Go through the data below line by line and count those containing the word "BANCARIO". Reply with the count only.

++++++

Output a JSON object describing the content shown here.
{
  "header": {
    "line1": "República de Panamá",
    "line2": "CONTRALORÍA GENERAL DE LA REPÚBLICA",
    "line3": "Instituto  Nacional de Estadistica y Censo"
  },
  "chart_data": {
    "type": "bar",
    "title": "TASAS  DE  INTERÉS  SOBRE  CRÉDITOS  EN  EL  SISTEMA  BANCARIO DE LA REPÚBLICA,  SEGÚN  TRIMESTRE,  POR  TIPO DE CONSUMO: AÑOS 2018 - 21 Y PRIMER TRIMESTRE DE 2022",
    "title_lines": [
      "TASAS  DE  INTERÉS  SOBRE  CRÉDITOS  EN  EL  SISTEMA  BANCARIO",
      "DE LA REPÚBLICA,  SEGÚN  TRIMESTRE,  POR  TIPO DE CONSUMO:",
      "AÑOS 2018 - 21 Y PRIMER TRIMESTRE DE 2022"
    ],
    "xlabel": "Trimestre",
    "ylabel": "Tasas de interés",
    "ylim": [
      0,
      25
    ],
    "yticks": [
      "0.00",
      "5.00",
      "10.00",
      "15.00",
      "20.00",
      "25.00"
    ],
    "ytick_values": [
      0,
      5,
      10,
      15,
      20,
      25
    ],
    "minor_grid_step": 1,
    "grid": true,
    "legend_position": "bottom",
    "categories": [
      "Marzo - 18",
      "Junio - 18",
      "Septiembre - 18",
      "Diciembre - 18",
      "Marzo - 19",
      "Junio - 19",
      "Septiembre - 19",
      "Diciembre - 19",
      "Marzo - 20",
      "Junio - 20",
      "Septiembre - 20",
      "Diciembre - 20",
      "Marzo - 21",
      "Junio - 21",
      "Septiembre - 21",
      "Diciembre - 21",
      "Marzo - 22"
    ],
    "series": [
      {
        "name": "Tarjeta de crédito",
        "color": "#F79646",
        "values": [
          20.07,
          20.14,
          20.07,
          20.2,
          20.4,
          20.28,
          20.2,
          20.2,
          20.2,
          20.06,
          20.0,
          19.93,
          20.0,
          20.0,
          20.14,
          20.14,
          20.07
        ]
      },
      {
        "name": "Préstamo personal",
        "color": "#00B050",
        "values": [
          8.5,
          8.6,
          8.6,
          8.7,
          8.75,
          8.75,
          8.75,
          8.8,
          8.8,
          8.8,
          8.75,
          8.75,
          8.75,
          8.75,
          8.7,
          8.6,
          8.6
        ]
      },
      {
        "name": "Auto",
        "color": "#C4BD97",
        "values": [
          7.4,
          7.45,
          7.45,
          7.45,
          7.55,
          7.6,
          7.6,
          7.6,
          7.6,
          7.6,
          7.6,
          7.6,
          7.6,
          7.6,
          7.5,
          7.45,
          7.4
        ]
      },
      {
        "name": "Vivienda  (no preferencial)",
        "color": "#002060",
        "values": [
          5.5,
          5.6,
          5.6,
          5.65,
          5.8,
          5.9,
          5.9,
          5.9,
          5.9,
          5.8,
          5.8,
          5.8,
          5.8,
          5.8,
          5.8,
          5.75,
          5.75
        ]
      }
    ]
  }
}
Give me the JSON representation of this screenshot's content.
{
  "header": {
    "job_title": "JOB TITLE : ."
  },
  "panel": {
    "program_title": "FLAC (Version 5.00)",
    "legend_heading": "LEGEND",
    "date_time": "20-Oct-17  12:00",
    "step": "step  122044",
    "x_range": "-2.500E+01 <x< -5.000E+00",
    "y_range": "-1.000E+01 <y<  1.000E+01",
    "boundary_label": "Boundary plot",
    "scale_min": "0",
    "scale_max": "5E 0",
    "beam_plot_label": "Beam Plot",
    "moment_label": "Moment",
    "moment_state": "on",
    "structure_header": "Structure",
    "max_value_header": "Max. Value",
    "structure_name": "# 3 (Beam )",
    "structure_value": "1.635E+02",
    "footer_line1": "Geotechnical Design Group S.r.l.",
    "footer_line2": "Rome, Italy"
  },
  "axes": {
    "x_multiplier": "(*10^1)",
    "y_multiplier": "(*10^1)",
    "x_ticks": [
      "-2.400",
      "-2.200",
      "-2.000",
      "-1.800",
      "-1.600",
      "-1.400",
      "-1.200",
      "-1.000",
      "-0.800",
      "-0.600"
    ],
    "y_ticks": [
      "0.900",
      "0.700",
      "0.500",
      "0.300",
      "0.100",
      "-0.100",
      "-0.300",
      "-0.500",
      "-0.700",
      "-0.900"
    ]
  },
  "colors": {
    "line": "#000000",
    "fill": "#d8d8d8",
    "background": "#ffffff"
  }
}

++++++

● The response: 2